Aim of the task: In the material below, find all lines with the string "only" and copy them.

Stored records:

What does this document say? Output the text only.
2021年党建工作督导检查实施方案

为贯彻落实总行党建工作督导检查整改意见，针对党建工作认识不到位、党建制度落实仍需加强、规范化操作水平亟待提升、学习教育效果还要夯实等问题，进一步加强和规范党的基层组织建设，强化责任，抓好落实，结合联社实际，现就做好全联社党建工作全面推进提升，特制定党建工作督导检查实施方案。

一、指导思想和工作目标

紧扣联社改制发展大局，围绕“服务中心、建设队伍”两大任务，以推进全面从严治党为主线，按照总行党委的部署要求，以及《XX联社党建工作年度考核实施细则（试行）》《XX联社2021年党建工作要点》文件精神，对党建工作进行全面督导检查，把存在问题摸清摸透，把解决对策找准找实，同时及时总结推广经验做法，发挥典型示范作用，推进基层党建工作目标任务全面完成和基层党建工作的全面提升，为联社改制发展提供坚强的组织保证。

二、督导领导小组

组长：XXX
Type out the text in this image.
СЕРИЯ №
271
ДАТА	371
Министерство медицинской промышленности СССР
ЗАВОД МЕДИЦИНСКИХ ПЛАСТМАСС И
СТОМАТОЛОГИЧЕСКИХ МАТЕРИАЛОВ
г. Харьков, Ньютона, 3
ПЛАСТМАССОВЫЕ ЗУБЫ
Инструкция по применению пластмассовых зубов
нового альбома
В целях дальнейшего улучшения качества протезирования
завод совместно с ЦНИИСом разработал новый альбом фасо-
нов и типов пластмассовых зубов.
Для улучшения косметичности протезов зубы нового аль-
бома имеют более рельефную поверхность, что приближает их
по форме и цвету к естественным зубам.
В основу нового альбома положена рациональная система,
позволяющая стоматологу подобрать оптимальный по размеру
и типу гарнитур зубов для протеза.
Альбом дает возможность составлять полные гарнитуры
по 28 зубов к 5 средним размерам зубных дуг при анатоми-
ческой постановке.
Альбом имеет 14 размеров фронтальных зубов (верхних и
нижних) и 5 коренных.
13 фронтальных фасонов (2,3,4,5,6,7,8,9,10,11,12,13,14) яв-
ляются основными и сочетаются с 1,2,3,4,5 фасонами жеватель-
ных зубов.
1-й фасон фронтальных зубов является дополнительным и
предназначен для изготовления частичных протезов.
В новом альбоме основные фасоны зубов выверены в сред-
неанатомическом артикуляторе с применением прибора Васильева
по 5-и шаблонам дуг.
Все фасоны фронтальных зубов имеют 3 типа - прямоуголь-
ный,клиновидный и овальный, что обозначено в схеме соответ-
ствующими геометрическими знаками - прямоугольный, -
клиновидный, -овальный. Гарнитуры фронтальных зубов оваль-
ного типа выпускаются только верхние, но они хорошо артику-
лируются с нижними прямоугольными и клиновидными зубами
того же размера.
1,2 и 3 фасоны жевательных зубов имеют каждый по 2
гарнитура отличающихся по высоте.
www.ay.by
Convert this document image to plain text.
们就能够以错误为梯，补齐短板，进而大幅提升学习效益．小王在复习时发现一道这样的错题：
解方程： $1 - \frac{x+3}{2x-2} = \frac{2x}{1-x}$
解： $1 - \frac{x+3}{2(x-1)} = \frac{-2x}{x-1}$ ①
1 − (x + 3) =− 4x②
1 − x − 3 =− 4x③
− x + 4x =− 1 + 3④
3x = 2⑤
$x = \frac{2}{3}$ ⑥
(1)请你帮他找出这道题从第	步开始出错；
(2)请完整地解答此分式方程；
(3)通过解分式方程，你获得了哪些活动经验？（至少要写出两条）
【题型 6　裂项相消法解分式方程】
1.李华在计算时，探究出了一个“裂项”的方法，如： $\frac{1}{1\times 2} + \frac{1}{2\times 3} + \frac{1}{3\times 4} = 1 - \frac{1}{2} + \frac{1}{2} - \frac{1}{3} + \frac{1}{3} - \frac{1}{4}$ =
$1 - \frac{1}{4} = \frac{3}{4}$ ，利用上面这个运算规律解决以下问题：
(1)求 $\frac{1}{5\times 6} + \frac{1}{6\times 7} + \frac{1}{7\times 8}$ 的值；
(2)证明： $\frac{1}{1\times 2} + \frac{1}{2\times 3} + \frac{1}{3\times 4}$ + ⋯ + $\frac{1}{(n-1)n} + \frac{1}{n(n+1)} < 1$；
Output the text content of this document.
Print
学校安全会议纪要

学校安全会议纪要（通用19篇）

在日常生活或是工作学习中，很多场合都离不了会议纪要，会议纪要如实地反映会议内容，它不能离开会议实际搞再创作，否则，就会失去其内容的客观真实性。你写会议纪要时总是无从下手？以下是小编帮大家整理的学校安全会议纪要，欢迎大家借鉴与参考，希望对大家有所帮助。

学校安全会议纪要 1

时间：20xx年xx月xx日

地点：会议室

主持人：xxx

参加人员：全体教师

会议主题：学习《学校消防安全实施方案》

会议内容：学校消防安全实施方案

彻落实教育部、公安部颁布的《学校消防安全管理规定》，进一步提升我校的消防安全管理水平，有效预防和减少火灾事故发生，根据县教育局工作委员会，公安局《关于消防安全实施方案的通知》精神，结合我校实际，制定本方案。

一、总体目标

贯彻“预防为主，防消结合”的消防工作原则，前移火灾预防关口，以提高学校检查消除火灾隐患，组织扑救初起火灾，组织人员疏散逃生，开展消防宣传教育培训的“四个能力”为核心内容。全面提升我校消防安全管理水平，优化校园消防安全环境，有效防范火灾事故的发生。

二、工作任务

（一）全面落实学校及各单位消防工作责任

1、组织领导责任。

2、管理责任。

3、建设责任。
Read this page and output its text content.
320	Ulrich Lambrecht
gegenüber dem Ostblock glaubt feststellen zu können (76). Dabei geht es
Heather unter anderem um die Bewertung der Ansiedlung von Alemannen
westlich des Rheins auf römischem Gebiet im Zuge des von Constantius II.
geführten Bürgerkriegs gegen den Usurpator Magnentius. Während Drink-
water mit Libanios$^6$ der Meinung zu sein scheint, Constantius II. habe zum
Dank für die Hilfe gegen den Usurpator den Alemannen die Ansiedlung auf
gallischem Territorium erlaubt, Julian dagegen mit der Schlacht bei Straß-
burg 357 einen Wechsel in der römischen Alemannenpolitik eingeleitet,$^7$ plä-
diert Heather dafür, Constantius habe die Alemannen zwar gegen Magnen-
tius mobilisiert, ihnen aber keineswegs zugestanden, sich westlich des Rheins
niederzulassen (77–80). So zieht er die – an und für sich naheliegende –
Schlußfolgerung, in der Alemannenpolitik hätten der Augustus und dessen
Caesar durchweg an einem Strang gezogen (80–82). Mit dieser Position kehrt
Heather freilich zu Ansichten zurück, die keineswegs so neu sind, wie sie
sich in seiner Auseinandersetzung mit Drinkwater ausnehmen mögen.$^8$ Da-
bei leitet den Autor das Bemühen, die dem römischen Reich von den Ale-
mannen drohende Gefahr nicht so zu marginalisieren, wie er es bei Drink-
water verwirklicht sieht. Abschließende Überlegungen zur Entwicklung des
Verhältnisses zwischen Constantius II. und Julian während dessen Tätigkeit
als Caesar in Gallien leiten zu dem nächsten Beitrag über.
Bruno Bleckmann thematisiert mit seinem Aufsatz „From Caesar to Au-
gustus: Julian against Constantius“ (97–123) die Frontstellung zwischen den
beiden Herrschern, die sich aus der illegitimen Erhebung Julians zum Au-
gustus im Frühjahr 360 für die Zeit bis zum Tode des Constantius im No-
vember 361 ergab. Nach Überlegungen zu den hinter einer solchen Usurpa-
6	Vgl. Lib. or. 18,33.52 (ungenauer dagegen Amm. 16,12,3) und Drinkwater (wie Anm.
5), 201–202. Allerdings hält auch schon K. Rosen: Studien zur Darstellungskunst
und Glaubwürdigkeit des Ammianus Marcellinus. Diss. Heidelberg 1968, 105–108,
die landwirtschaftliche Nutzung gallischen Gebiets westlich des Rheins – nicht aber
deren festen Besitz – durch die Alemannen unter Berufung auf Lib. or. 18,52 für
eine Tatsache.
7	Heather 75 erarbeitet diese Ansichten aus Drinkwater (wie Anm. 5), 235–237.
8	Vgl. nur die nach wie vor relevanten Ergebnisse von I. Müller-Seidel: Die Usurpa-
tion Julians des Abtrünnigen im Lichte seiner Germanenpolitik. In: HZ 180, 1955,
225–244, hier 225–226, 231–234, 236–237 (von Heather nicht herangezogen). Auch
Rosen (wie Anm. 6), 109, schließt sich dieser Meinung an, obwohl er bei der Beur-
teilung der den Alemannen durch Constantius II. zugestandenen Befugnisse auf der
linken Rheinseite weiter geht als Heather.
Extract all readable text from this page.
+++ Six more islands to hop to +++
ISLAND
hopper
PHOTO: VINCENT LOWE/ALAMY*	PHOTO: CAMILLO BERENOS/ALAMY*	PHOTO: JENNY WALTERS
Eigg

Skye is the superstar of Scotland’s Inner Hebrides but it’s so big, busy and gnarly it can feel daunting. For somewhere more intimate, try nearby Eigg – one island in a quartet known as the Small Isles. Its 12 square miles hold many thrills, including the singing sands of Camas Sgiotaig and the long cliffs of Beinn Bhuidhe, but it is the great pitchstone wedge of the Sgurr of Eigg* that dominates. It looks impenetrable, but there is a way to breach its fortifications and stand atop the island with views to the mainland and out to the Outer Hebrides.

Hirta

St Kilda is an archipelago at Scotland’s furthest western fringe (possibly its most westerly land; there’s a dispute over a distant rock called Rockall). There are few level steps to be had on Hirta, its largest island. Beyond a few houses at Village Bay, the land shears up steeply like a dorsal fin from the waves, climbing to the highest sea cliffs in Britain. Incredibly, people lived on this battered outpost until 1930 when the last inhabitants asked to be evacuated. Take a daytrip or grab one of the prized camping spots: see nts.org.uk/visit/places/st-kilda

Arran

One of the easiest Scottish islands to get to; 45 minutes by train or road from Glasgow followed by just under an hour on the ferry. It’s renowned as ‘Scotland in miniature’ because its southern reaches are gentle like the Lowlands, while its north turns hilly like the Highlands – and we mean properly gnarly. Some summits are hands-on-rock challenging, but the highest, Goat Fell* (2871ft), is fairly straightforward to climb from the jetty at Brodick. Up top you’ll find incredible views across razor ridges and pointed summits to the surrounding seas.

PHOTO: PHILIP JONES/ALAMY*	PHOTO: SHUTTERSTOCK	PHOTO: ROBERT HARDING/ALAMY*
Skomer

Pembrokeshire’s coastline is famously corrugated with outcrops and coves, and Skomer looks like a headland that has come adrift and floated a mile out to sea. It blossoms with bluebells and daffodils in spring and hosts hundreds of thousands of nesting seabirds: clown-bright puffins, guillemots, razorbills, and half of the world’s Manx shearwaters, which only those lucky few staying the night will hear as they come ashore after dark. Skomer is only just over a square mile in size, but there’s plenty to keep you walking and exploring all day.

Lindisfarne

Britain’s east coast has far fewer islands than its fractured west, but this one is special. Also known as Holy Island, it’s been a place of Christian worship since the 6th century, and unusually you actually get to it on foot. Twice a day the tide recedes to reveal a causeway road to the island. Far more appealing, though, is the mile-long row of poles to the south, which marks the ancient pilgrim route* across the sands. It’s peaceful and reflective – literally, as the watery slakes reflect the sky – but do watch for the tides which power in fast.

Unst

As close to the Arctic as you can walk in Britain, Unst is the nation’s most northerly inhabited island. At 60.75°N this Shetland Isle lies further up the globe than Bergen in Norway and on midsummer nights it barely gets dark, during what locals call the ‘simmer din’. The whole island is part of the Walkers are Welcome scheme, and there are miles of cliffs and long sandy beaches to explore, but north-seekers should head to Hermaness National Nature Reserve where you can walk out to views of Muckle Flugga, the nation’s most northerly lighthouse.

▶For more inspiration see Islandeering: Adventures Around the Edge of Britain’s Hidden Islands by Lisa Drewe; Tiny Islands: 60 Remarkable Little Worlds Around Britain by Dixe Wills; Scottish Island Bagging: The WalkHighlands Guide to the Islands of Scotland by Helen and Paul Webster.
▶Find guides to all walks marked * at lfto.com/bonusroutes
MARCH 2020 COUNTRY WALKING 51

Exercise response:
What does this document say? Output the text only.
Pembrokeshire’s coastline is famously corrugated with outcrops and coves, and Skomer looks like a headland that has come adrift and floated a mile out to sea. It blossoms with bluebells and daffodils in spring and hosts hundreds of thousands of nesting seabirds: clown-bright puffins, guillemots, razorbills, and half of the world’s Manx shearwaters, which only those lucky few staying the night will hear as they come ashore after dark. Skomer is only just over a square mile in size, but there’s plenty to keep you walking and exploring all day.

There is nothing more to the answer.